— begin RECORDS FOR THE TASK —
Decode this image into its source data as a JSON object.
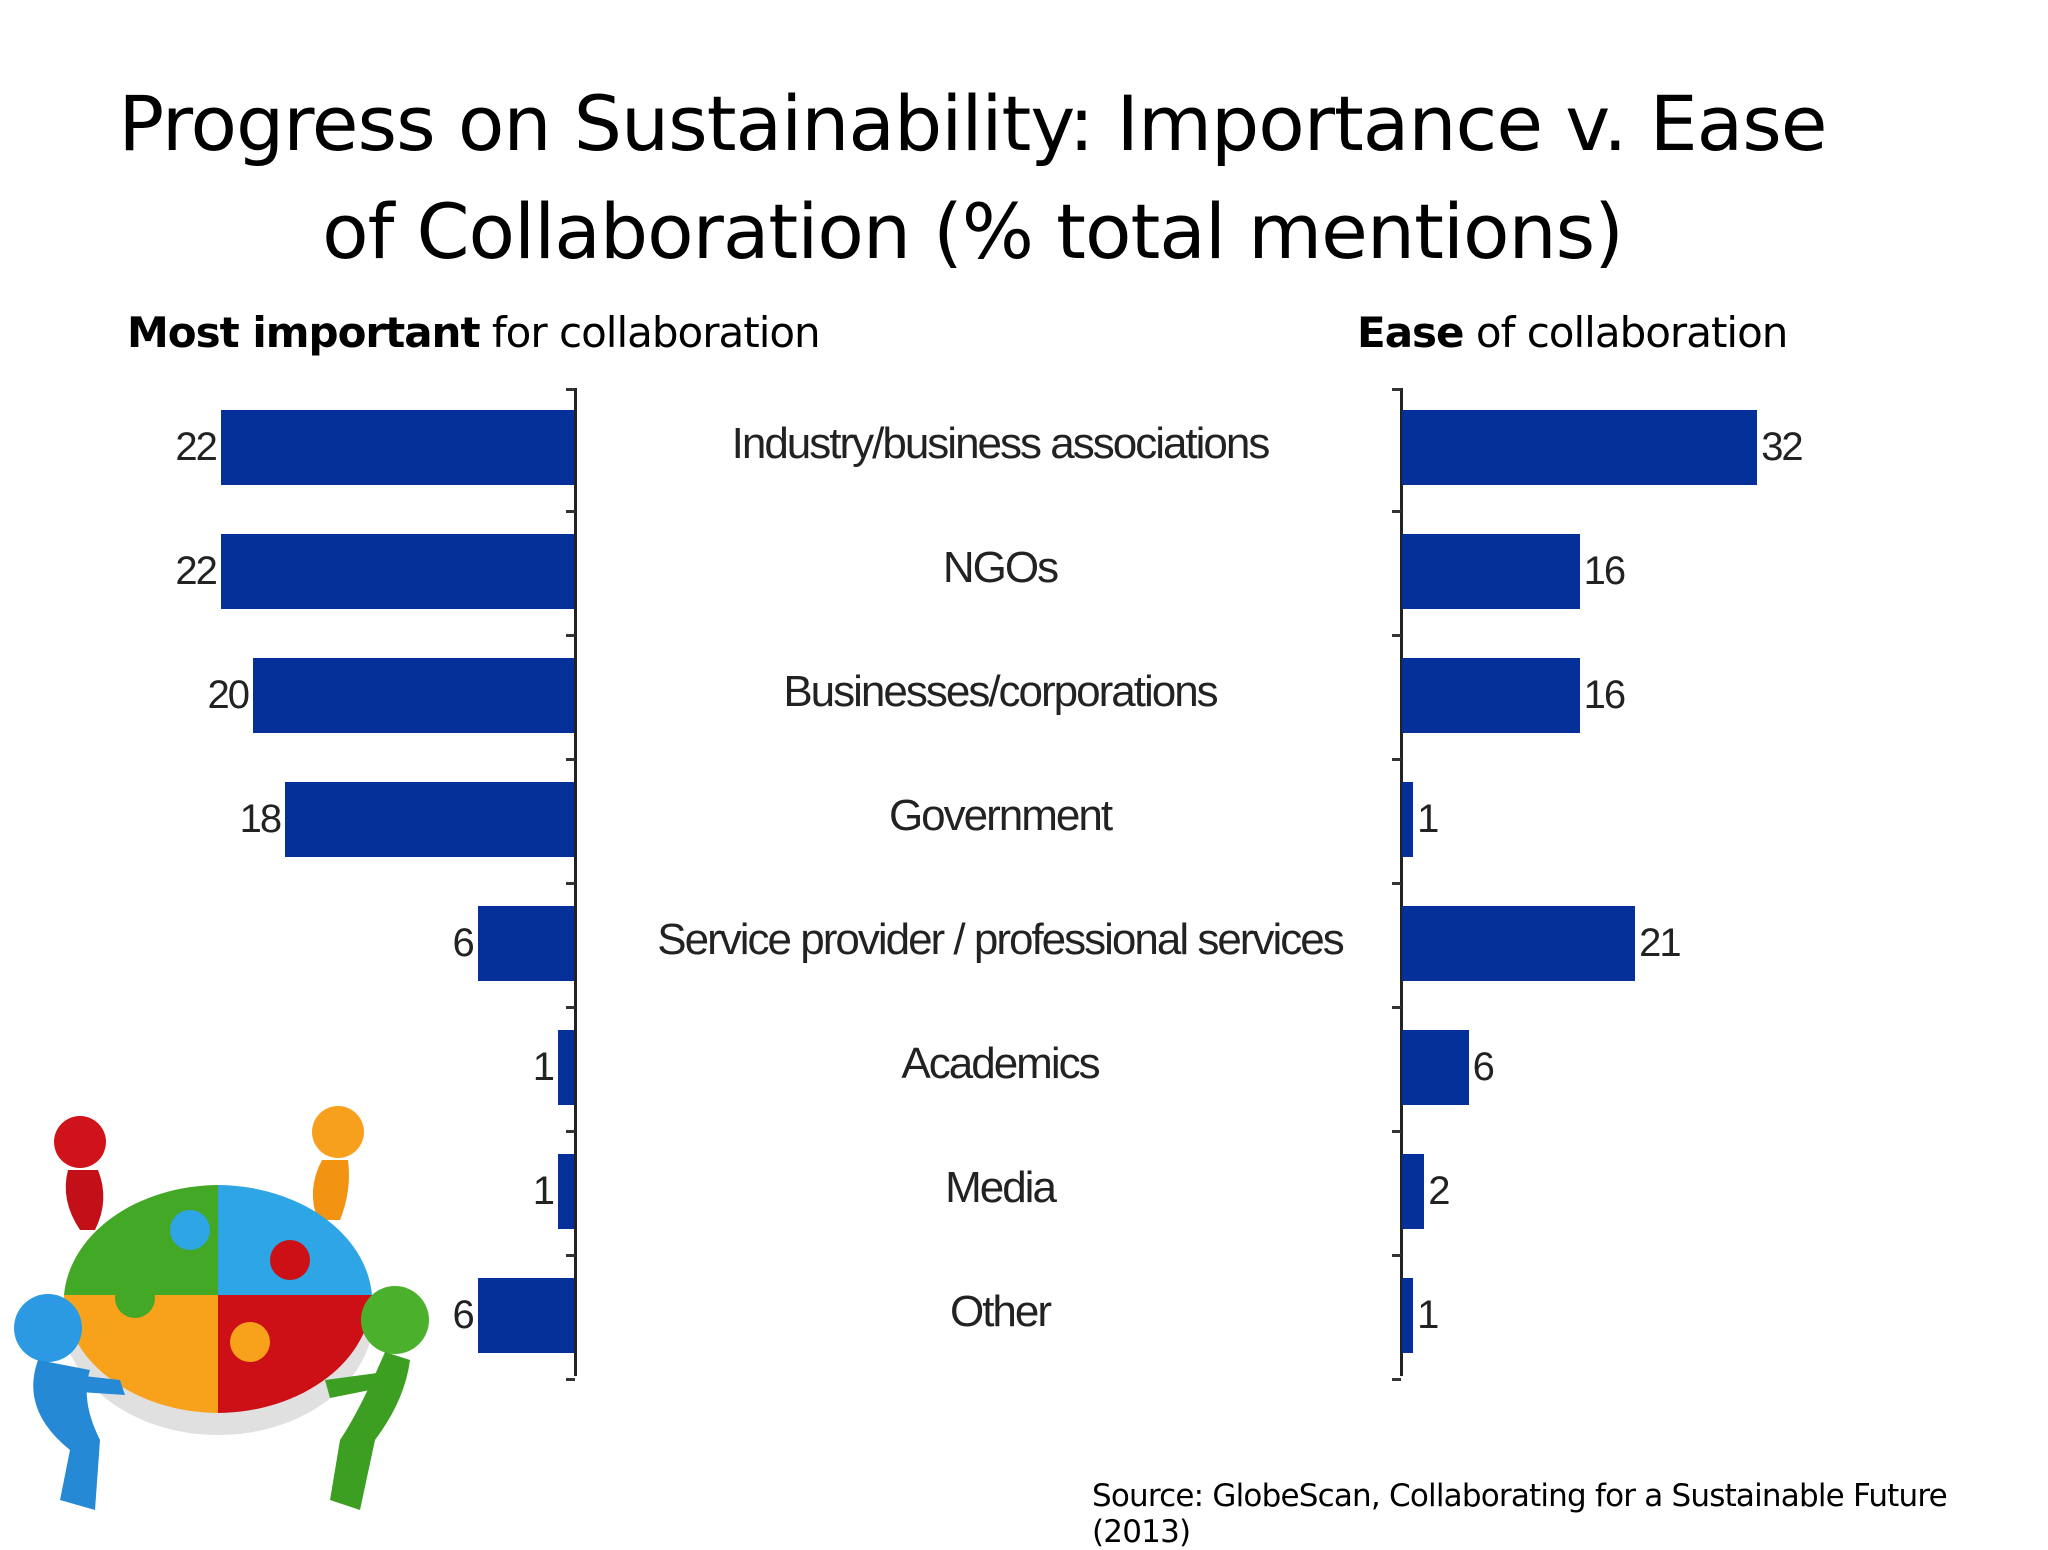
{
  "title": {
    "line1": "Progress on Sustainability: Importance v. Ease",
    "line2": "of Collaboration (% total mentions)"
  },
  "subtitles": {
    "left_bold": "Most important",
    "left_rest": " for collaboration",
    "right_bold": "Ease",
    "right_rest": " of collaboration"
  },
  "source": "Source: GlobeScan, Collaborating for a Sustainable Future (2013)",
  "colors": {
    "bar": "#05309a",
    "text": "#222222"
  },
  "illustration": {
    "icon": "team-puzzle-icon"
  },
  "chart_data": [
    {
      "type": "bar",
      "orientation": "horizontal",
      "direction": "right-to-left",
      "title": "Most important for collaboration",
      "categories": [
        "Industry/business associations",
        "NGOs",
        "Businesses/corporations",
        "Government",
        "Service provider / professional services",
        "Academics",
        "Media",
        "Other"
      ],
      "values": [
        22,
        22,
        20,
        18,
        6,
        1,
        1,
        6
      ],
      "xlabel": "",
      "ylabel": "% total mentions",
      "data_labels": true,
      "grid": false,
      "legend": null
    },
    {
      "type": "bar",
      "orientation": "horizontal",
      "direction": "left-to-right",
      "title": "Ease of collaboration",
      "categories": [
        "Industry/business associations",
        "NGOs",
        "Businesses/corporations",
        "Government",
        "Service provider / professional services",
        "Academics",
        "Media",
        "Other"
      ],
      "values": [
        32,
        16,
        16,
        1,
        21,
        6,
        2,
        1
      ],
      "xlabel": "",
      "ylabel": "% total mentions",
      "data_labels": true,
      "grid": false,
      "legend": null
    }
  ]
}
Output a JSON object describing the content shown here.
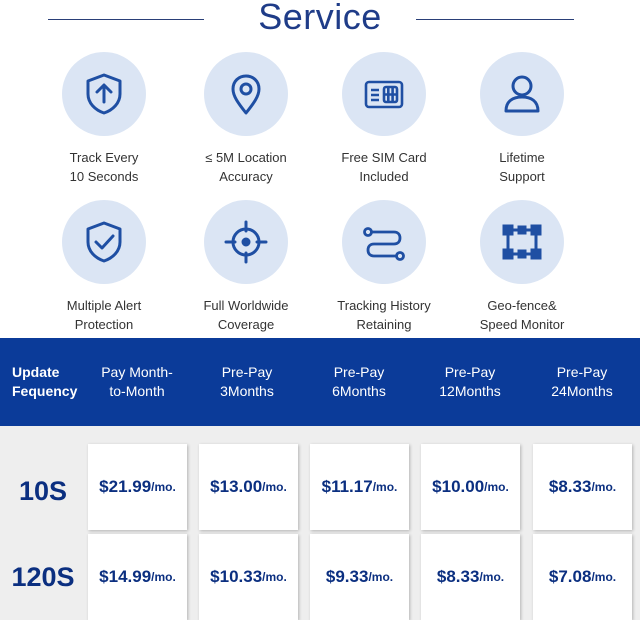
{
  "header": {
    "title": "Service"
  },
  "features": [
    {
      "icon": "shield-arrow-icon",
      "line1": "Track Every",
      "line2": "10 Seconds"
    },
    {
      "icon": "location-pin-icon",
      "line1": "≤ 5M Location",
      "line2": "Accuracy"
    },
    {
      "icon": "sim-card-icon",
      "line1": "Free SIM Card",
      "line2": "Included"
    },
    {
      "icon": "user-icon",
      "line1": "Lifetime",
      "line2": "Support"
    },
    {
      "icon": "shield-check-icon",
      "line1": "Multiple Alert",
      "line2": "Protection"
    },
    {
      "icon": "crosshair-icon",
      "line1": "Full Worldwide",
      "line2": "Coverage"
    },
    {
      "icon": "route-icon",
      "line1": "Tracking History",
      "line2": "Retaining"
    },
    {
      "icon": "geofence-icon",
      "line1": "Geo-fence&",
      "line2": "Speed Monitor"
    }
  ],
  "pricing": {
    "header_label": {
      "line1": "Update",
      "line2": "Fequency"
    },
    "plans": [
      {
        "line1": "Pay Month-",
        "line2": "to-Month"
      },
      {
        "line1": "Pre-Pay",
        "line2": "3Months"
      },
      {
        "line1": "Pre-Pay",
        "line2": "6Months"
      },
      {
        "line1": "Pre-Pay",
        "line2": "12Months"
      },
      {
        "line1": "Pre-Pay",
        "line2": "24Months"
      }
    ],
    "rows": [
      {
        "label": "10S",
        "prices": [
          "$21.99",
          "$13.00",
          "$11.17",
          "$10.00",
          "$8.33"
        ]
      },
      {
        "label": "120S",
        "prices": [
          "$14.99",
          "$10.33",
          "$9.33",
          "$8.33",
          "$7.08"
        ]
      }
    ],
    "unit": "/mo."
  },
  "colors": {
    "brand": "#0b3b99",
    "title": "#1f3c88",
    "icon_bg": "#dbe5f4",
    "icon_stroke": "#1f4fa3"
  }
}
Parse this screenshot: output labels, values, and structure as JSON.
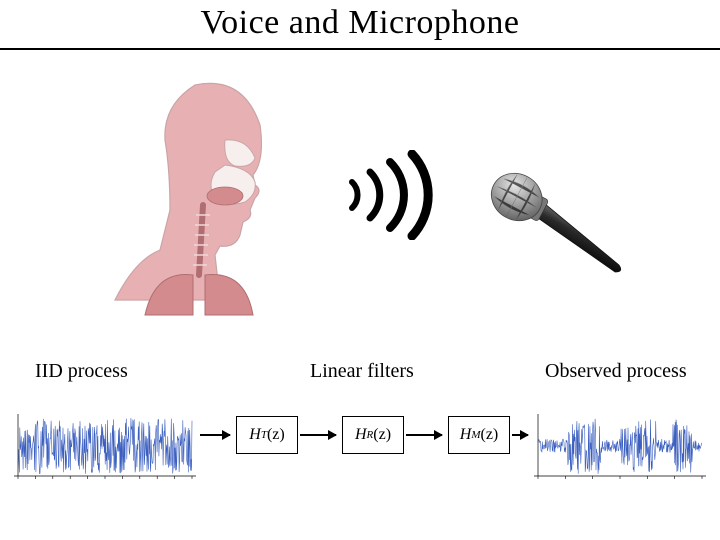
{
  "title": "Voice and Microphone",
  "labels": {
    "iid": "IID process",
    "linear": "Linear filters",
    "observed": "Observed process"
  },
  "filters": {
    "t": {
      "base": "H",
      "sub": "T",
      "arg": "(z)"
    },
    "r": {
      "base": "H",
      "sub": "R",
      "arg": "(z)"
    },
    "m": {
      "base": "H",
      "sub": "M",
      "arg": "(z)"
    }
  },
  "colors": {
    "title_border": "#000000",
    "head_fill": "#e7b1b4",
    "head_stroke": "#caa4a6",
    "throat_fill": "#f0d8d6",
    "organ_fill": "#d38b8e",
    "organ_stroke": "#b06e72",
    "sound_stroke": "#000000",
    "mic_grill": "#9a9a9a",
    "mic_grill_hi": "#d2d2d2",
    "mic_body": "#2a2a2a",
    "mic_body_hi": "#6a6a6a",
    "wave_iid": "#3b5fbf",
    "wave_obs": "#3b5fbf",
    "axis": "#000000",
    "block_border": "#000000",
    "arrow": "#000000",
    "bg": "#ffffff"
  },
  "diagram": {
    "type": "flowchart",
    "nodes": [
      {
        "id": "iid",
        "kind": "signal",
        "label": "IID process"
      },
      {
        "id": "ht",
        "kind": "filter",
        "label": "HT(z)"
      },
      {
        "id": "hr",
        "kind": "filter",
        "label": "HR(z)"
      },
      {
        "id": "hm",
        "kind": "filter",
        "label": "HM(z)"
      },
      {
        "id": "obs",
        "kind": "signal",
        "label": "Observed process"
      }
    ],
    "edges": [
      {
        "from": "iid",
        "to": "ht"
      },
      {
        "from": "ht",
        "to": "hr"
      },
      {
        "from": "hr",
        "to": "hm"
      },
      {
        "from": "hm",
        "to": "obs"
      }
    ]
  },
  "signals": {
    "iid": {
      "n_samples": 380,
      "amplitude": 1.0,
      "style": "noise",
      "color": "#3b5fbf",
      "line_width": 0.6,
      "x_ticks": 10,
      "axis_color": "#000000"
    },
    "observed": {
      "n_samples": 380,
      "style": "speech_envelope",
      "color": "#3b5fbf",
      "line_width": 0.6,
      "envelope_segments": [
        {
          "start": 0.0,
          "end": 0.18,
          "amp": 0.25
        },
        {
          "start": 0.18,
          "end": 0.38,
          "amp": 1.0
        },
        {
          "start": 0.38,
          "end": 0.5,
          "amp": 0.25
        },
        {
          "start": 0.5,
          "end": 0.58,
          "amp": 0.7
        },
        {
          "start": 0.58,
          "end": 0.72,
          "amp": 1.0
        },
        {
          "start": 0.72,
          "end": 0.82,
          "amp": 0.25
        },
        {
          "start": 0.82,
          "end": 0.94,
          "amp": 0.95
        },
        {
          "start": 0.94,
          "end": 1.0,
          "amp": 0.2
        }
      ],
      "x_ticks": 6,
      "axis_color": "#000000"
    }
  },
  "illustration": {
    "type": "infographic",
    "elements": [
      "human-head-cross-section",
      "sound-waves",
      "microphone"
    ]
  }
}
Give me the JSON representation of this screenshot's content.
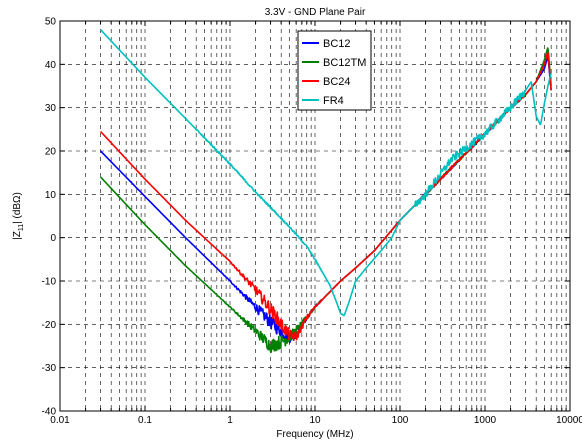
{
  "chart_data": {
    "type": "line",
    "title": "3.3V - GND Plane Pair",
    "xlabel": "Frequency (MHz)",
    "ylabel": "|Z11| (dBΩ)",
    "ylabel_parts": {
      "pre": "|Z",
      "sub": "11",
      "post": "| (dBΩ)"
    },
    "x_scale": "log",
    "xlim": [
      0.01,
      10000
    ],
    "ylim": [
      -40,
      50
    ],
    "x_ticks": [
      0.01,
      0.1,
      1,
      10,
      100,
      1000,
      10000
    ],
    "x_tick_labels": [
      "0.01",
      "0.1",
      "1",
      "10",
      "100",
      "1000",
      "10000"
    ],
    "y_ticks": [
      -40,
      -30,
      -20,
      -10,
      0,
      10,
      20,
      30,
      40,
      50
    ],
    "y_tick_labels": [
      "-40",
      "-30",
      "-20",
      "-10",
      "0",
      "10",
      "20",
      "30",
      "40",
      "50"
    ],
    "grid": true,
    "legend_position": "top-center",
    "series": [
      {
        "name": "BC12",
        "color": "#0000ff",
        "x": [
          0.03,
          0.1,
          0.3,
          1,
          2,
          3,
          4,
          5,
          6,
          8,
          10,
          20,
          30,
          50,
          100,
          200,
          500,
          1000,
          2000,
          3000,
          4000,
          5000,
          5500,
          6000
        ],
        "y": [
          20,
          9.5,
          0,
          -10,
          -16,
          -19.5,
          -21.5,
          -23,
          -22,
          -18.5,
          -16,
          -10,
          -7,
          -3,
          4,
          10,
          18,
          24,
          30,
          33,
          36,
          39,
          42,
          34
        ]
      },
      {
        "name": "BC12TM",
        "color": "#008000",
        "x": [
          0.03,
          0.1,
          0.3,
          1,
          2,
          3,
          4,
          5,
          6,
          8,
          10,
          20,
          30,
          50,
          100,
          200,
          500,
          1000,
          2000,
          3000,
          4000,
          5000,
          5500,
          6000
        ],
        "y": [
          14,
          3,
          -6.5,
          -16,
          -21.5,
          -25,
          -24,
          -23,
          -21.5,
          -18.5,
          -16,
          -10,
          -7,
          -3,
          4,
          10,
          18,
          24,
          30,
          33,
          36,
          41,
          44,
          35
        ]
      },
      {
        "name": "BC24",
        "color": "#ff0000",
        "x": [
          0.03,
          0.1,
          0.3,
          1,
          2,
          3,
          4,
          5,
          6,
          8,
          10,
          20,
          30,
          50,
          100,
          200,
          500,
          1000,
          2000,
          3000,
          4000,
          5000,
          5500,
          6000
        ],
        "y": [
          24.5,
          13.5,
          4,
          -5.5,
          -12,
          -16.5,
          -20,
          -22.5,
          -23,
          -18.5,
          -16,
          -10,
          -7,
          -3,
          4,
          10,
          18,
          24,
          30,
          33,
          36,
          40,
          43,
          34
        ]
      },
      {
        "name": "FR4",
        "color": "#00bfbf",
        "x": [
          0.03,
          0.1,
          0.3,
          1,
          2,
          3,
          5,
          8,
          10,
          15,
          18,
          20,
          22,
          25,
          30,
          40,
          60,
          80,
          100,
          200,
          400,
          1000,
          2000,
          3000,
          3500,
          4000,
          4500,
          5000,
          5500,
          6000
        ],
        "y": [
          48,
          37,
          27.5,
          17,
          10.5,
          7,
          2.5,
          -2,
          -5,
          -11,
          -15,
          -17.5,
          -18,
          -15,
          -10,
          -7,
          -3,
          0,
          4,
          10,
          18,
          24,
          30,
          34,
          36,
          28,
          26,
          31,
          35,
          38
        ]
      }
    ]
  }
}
— end RECORDS FOR THE TASK —
Among the entries, how many lines contain the string "object"? Give the number without anything else.

2